> _MATERIAL TO PROCESS_
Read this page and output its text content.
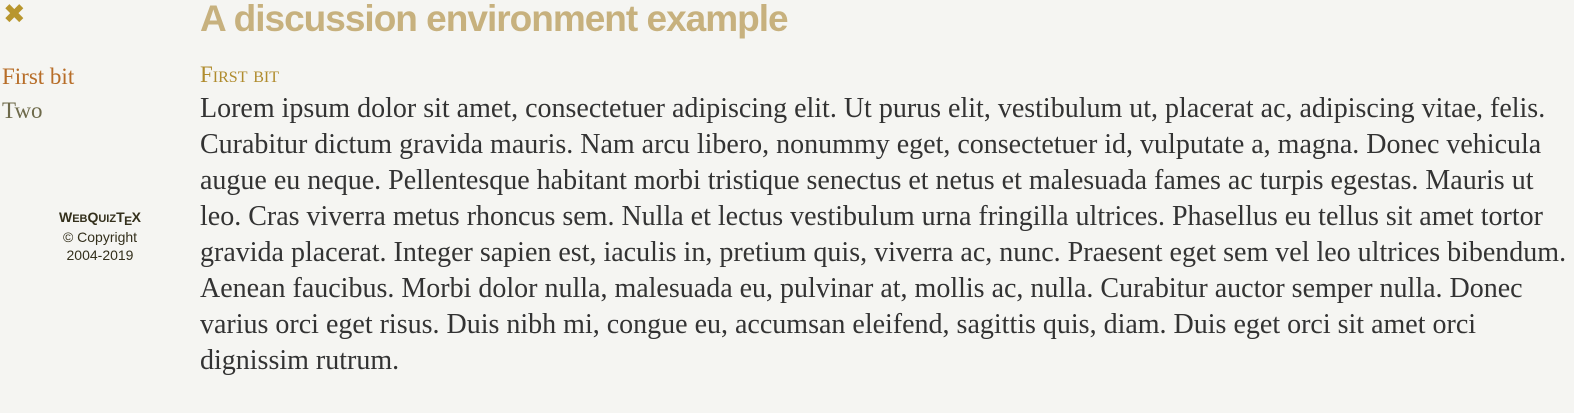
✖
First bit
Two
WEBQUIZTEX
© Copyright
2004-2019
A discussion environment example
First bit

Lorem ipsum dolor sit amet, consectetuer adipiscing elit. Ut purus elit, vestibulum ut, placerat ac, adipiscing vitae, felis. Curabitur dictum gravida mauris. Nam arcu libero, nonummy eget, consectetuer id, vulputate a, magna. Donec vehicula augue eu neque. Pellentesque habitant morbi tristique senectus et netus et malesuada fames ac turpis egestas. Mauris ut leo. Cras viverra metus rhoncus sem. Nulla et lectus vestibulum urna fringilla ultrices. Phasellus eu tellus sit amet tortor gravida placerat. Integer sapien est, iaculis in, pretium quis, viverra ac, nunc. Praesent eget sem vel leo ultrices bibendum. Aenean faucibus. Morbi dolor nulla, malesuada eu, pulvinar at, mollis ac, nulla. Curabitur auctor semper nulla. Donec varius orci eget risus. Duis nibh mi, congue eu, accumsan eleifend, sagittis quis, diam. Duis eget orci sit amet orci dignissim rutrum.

* * *

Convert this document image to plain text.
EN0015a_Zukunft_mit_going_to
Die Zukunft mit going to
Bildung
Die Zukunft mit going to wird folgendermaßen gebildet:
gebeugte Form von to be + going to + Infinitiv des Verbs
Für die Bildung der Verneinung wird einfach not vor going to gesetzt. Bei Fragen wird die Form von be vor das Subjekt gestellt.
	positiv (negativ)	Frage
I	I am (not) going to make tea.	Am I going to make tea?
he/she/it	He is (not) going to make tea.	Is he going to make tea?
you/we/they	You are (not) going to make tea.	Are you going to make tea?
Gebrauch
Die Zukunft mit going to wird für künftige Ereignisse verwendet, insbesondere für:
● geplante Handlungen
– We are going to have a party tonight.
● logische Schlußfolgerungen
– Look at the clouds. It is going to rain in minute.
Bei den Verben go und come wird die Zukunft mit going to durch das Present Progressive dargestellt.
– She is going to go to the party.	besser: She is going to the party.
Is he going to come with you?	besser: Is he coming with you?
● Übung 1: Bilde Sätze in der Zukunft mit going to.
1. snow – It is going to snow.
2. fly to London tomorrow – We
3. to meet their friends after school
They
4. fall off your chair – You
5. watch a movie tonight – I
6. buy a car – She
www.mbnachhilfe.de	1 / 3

* * *

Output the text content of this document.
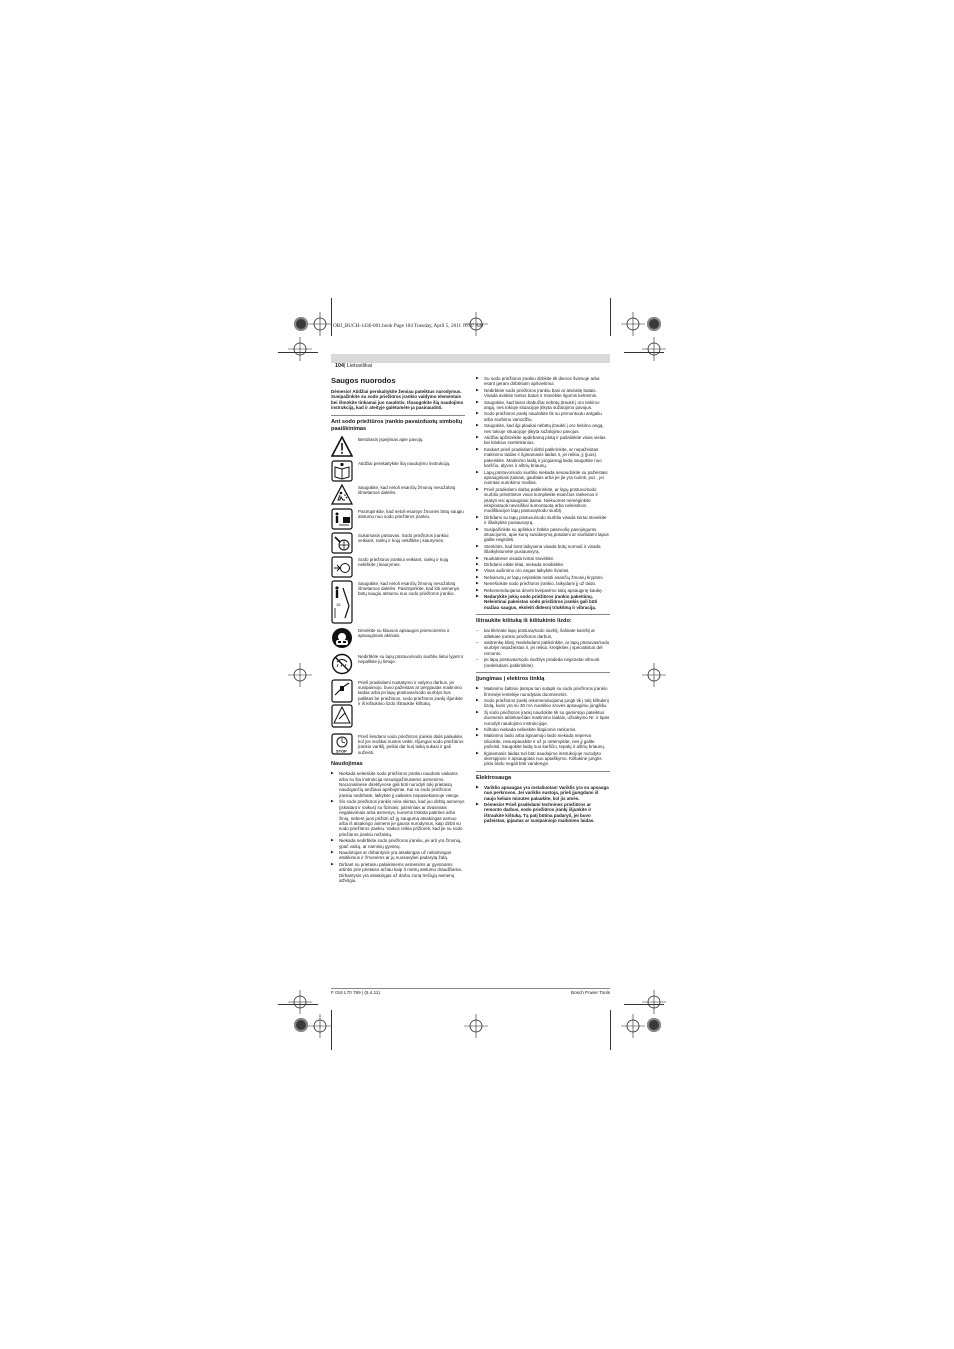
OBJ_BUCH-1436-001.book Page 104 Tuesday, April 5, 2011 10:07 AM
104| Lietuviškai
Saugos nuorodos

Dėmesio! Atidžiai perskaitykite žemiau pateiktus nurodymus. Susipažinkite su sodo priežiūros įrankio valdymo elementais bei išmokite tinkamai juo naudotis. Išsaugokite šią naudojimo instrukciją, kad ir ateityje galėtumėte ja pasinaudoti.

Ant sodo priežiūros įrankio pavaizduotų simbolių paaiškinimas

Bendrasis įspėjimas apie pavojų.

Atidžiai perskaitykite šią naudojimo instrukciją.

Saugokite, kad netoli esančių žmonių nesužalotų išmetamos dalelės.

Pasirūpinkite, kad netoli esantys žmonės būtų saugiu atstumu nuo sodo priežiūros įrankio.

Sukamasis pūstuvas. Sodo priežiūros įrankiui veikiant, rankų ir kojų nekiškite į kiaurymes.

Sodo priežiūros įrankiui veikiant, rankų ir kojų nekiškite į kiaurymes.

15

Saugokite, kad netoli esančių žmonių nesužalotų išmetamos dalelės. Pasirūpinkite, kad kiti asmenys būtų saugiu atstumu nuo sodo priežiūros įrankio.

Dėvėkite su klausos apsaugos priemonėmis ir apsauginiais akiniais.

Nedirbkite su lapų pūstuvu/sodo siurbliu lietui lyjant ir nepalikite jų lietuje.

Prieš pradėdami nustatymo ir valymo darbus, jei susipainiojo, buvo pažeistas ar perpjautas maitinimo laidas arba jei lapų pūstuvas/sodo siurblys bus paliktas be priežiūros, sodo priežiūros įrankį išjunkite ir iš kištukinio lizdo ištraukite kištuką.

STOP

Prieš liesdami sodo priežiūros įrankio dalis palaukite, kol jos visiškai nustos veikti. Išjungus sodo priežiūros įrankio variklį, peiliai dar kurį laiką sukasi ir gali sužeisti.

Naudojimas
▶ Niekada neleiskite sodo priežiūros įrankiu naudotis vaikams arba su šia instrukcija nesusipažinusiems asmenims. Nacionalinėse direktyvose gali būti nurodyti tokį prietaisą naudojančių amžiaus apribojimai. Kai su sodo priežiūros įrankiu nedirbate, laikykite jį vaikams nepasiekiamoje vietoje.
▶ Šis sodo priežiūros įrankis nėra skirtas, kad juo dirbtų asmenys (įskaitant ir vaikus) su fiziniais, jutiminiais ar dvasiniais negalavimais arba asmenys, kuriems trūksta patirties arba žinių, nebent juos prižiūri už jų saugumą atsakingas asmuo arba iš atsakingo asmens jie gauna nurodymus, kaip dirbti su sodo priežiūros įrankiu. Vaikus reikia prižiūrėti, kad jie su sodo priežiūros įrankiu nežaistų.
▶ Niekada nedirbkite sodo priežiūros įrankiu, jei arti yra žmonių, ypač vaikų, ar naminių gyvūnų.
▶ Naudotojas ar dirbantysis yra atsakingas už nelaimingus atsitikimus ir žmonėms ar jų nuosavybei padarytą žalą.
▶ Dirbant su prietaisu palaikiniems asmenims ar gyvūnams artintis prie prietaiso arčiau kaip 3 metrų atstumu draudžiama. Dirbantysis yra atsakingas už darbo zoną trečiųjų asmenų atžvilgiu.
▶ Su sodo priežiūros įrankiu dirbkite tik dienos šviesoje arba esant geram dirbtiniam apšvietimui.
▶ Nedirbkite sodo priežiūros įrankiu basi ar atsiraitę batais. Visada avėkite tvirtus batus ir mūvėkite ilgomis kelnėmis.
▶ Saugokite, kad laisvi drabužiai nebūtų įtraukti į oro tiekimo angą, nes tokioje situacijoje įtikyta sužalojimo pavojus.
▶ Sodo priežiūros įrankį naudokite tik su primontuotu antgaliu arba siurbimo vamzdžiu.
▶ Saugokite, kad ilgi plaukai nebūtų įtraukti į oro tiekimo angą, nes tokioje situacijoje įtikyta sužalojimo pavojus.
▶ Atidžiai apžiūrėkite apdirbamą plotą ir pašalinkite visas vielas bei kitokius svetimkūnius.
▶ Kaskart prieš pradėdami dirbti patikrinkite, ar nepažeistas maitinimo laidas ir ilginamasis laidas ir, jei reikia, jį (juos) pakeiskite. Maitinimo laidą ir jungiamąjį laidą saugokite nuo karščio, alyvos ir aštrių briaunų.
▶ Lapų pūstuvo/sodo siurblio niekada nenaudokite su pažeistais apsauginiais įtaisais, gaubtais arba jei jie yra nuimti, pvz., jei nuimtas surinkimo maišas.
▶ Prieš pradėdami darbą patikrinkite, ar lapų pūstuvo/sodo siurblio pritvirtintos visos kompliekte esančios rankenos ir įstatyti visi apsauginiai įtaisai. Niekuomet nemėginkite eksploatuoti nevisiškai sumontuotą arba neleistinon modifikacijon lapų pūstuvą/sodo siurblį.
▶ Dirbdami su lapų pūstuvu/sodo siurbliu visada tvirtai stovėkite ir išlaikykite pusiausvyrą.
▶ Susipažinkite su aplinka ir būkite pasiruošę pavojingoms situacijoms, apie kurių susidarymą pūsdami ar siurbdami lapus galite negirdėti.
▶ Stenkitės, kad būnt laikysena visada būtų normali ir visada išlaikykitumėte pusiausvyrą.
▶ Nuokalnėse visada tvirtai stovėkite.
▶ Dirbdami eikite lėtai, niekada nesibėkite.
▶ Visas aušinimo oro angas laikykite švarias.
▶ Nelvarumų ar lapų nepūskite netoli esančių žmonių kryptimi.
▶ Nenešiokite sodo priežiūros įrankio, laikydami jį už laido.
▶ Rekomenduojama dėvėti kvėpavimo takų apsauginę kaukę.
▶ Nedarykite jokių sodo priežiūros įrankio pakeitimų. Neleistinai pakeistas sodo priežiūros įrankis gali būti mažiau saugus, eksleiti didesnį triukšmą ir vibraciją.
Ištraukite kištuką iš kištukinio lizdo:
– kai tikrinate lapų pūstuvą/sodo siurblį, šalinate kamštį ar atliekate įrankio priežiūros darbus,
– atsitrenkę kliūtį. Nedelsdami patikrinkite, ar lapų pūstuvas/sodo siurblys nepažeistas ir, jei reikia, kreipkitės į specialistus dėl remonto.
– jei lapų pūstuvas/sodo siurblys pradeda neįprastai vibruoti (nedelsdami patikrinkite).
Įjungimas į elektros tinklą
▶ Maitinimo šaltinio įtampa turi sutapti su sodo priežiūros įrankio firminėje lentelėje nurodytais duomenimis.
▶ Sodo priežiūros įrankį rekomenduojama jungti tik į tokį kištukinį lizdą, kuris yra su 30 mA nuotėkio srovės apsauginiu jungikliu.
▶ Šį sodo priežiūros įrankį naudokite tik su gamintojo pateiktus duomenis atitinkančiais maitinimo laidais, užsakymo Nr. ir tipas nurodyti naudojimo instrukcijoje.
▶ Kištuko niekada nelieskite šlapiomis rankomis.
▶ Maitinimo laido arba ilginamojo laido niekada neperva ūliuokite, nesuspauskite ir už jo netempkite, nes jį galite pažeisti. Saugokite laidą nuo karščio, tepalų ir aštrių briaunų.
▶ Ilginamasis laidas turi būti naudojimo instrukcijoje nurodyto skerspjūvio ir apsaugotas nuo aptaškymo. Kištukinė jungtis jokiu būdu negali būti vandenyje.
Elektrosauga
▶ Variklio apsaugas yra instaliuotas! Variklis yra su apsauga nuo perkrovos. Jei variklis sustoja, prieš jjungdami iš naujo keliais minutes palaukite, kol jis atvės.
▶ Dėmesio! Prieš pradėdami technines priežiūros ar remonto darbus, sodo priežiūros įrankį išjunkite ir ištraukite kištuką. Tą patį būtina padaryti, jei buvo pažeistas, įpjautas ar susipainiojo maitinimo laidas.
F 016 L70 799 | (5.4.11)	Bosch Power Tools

> _TASK DETAILS_
Reproduce each line holding the word "kištukinio".

> _SOLUTION TO THIS PROBLEM_
Prieš pradėdami nustatymo ir valymo darbus, jei susipainiojo, buvo pažeistas ar perpjautas maitinimo laidas arba jei lapų pūstuvas/sodo siurblys bus paliktas be priežiūros, sodo priežiūros įrankį išjunkite ir iš kištukinio lizdo ištraukite kištuką.
Ištraukite kištuką iš kištukinio lizdo:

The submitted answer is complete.